§ **What to do**: Omit all images. Write out the rest of the material exactly.

(Items from a figure collection)
·····

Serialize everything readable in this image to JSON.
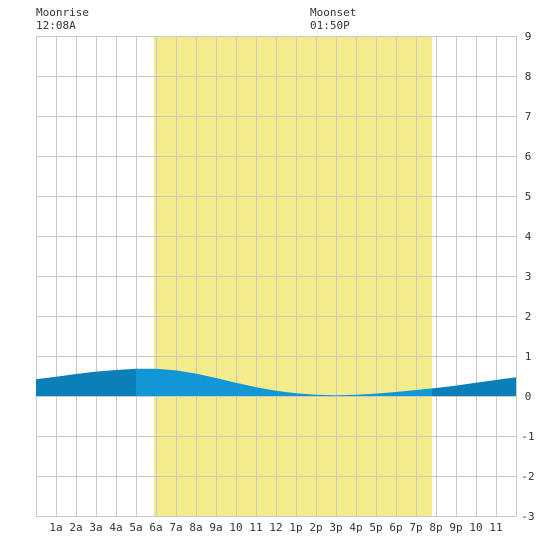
{
  "moon": {
    "rise_label": "Moonrise",
    "rise_time": "12:08A",
    "set_label": "Moonset",
    "set_time": "01:50P"
  },
  "colors": {
    "daylight": "#f4ec8a",
    "night_tide": "#0a7fb8",
    "day_tide": "#1396d6",
    "grid": "#c8c8c8",
    "axis_text": "#333333"
  },
  "chart_data": {
    "type": "area",
    "title": "",
    "xlabel": "",
    "ylabel": "",
    "xlim": [
      0,
      24
    ],
    "ylim": [
      -3,
      9
    ],
    "yticks": [
      "-3",
      "-2",
      "-1",
      "0",
      "1",
      "2",
      "3",
      "4",
      "5",
      "6",
      "7",
      "8",
      "9"
    ],
    "xticks": [
      {
        "x": 1,
        "label": "1a"
      },
      {
        "x": 2,
        "label": "2a"
      },
      {
        "x": 3,
        "label": "3a"
      },
      {
        "x": 4,
        "label": "4a"
      },
      {
        "x": 5,
        "label": "5a"
      },
      {
        "x": 6,
        "label": "6a"
      },
      {
        "x": 7,
        "label": "7a"
      },
      {
        "x": 8,
        "label": "8a"
      },
      {
        "x": 9,
        "label": "9a"
      },
      {
        "x": 10,
        "label": "10"
      },
      {
        "x": 11,
        "label": "11"
      },
      {
        "x": 12,
        "label": "12"
      },
      {
        "x": 13,
        "label": "1p"
      },
      {
        "x": 14,
        "label": "2p"
      },
      {
        "x": 15,
        "label": "3p"
      },
      {
        "x": 16,
        "label": "4p"
      },
      {
        "x": 17,
        "label": "5p"
      },
      {
        "x": 18,
        "label": "6p"
      },
      {
        "x": 19,
        "label": "7p"
      },
      {
        "x": 20,
        "label": "8p"
      },
      {
        "x": 21,
        "label": "9p"
      },
      {
        "x": 22,
        "label": "10"
      },
      {
        "x": 23,
        "label": "11"
      }
    ],
    "daylight": {
      "start": 5.9,
      "end": 19.8
    },
    "moonrise_hour": 0.13,
    "moonset_hour": 13.83,
    "grid": true,
    "series": [
      {
        "x": [
          0,
          1,
          2,
          3,
          4,
          5,
          6,
          7,
          8,
          9,
          10,
          11,
          12,
          13,
          14,
          15,
          16,
          17,
          18,
          19,
          20,
          21,
          22,
          23,
          24
        ],
        "values": [
          0.42,
          0.48,
          0.55,
          0.61,
          0.65,
          0.68,
          0.68,
          0.64,
          0.56,
          0.45,
          0.33,
          0.22,
          0.13,
          0.07,
          0.03,
          0.02,
          0.03,
          0.06,
          0.1,
          0.15,
          0.2,
          0.26,
          0.33,
          0.4,
          0.47
        ]
      }
    ]
  }
}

·····

§ **Solution to the problem**:
Serialize everything readable in this image to JSON.
{
  "moon": {
    "rise_label": "Moonrise",
    "rise_time": "12:08A",
    "set_label": "Moonset",
    "set_time": "01:50P"
  },
  "colors": {
    "daylight": "#f4ec8a",
    "night_tide": "#0a7fb8",
    "day_tide": "#1396d6",
    "grid": "#c8c8c8",
    "axis_text": "#333333"
  },
  "chart_data": {
    "type": "area",
    "title": "",
    "xlabel": "",
    "ylabel": "",
    "xlim": [
      0,
      24
    ],
    "ylim": [
      -3,
      9
    ],
    "yticks": [
      "-3",
      "-2",
      "-1",
      "0",
      "1",
      "2",
      "3",
      "4",
      "5",
      "6",
      "7",
      "8",
      "9"
    ],
    "xticks": [
      {
        "x": 1,
        "label": "1a"
      },
      {
        "x": 2,
        "label": "2a"
      },
      {
        "x": 3,
        "label": "3a"
      },
      {
        "x": 4,
        "label": "4a"
      },
      {
        "x": 5,
        "label": "5a"
      },
      {
        "x": 6,
        "label": "6a"
      },
      {
        "x": 7,
        "label": "7a"
      },
      {
        "x": 8,
        "label": "8a"
      },
      {
        "x": 9,
        "label": "9a"
      },
      {
        "x": 10,
        "label": "10"
      },
      {
        "x": 11,
        "label": "11"
      },
      {
        "x": 12,
        "label": "12"
      },
      {
        "x": 13,
        "label": "1p"
      },
      {
        "x": 14,
        "label": "2p"
      },
      {
        "x": 15,
        "label": "3p"
      },
      {
        "x": 16,
        "label": "4p"
      },
      {
        "x": 17,
        "label": "5p"
      },
      {
        "x": 18,
        "label": "6p"
      },
      {
        "x": 19,
        "label": "7p"
      },
      {
        "x": 20,
        "label": "8p"
      },
      {
        "x": 21,
        "label": "9p"
      },
      {
        "x": 22,
        "label": "10"
      },
      {
        "x": 23,
        "label": "11"
      }
    ],
    "daylight": {
      "start": 5.9,
      "end": 19.8
    },
    "moonrise_hour": 0.13,
    "moonset_hour": 13.83,
    "grid": true,
    "series": [
      {
        "x": [
          0,
          1,
          2,
          3,
          4,
          5,
          6,
          7,
          8,
          9,
          10,
          11,
          12,
          13,
          14,
          15,
          16,
          17,
          18,
          19,
          20,
          21,
          22,
          23,
          24
        ],
        "values": [
          0.42,
          0.48,
          0.55,
          0.61,
          0.65,
          0.68,
          0.68,
          0.64,
          0.56,
          0.45,
          0.33,
          0.22,
          0.13,
          0.07,
          0.03,
          0.02,
          0.03,
          0.06,
          0.1,
          0.15,
          0.2,
          0.26,
          0.33,
          0.4,
          0.47
        ]
      }
    ]
  }
}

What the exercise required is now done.